Task description —
Search the material and gather each line with "wordt" in it.

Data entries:
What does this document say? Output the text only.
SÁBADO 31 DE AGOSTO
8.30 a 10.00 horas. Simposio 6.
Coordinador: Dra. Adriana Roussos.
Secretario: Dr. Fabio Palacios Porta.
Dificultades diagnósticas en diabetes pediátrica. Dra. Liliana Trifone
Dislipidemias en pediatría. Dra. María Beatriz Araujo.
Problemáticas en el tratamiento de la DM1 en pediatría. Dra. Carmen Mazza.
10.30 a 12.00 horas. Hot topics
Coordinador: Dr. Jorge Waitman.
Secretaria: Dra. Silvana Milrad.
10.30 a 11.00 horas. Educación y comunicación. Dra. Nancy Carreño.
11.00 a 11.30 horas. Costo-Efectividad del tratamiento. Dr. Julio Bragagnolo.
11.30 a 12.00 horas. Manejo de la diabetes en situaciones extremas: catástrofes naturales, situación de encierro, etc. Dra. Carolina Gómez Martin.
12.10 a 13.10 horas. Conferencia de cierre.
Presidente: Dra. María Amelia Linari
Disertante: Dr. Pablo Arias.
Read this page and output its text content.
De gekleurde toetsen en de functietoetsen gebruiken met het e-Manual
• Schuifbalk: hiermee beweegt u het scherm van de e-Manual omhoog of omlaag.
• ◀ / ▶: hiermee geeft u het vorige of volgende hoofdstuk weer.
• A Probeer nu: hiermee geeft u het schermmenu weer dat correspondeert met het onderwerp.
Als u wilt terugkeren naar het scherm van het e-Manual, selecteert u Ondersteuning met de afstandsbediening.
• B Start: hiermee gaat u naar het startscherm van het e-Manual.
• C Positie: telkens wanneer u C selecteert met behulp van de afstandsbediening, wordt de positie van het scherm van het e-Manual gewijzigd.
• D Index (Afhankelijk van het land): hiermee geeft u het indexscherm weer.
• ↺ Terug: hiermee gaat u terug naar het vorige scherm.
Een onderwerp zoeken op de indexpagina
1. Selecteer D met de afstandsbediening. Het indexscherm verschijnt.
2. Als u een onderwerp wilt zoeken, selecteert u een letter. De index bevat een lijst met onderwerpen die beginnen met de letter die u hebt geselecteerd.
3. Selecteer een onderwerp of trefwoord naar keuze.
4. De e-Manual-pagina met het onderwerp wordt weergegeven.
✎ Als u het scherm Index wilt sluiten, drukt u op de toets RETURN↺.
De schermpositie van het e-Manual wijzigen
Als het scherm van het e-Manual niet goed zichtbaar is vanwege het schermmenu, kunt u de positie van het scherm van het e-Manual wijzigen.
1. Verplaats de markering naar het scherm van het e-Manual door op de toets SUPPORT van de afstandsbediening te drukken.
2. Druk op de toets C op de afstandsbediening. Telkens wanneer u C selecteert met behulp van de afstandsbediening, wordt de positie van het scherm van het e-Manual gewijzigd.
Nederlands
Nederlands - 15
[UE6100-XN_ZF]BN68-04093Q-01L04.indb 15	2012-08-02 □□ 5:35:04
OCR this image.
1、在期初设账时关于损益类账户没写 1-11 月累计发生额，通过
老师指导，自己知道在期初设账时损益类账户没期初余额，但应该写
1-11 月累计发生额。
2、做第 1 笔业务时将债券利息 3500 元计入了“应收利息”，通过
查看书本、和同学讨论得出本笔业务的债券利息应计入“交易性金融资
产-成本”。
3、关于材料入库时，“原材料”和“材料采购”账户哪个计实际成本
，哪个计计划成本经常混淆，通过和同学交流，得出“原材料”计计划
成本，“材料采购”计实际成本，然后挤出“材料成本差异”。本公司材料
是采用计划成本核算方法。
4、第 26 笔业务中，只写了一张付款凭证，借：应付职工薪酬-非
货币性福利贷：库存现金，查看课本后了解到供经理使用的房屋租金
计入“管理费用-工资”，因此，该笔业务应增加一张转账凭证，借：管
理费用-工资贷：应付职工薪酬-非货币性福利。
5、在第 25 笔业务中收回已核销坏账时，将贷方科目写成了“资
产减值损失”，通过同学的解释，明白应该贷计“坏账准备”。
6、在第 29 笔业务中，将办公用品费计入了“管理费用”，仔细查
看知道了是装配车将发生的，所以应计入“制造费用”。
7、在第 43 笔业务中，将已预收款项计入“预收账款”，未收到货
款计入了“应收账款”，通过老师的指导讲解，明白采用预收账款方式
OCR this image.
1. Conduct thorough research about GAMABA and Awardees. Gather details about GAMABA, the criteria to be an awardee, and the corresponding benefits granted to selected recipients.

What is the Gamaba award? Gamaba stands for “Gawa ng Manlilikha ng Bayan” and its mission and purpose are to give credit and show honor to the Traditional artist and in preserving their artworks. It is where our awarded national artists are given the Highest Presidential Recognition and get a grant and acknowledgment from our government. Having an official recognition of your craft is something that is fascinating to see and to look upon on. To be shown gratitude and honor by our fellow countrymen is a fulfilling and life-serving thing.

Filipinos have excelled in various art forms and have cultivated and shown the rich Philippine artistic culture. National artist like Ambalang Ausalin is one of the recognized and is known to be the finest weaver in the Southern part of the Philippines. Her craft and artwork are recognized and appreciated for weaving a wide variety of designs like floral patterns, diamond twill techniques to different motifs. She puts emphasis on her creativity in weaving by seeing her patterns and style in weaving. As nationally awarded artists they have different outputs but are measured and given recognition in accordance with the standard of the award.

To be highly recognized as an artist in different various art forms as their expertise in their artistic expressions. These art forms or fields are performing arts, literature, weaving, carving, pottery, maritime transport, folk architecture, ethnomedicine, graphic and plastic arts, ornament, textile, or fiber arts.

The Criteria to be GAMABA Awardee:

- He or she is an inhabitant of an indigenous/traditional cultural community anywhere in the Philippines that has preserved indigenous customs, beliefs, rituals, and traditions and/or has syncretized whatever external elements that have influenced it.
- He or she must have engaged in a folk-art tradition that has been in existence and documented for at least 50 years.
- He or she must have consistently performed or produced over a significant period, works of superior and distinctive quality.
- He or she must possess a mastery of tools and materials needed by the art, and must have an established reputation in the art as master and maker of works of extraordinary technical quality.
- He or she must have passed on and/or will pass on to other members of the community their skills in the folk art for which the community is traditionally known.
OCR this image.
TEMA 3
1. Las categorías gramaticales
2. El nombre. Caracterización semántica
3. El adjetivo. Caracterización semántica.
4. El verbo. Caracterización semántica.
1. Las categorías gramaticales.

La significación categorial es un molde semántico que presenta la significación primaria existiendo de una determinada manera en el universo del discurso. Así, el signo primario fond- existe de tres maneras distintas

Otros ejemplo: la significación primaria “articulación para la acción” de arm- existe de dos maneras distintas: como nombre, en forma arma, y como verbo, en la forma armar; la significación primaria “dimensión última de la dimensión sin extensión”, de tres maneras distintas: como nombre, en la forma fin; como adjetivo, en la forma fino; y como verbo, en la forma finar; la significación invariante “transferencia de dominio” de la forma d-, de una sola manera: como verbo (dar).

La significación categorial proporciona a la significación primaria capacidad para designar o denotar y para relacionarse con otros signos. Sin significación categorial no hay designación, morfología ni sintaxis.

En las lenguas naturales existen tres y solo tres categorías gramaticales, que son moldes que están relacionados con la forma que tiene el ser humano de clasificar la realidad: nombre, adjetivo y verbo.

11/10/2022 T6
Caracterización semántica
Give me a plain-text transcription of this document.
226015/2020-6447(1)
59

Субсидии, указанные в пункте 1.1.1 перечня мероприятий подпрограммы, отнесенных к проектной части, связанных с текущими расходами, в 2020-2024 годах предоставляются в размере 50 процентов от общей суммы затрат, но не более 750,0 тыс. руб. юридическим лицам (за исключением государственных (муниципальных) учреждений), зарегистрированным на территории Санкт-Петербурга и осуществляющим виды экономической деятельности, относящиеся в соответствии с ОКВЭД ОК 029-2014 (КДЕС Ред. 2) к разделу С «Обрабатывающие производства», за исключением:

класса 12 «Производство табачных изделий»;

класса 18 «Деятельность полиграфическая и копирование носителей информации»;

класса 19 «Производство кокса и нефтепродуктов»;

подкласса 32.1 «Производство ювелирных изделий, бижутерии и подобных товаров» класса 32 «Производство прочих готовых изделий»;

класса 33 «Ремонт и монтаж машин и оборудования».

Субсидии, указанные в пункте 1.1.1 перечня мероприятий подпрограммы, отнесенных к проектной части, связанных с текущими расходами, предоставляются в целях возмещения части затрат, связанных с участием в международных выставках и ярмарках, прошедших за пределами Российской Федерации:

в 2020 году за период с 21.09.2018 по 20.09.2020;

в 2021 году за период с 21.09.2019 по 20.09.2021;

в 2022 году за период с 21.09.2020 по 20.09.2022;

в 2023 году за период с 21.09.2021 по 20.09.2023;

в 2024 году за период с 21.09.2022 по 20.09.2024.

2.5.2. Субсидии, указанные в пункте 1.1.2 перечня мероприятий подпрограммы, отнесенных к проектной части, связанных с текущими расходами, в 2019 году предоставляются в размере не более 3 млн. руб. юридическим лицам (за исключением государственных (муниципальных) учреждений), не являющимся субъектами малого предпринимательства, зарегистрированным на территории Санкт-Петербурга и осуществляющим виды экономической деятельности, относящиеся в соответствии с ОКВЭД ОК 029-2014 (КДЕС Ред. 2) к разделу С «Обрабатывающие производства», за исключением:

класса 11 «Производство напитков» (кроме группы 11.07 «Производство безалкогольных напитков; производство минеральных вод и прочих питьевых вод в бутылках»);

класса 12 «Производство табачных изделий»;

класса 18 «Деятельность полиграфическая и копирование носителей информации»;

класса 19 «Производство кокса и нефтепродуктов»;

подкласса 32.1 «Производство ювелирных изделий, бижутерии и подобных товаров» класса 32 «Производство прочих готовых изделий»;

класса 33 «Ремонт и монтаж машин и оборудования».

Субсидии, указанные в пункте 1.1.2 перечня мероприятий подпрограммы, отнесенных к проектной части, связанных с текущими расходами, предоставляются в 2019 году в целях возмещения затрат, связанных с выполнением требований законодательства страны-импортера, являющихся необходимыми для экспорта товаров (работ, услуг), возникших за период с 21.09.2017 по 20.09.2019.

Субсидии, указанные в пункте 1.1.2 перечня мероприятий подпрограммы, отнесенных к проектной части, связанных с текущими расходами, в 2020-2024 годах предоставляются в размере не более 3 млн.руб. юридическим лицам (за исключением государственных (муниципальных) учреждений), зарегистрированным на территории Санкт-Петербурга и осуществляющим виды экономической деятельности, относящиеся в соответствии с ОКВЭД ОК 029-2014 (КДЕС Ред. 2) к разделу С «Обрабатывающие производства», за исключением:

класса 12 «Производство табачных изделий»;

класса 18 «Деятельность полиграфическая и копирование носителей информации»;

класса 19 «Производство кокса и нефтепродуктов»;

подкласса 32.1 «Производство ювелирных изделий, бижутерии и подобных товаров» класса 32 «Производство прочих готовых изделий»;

Reply —
• C Positie: telkens wanneer u C selecteert met behulp van de afstandsbediening, wordt de positie van het scherm van het e-Manual gewijzigd.
4. De e-Manual-pagina met het onderwerp wordt weergegeven.
2. Druk op de toets C op de afstandsbediening. Telkens wanneer u C selecteert met behulp van de afstandsbediening, wordt de positie van het scherm van het e-Manual gewijzigd.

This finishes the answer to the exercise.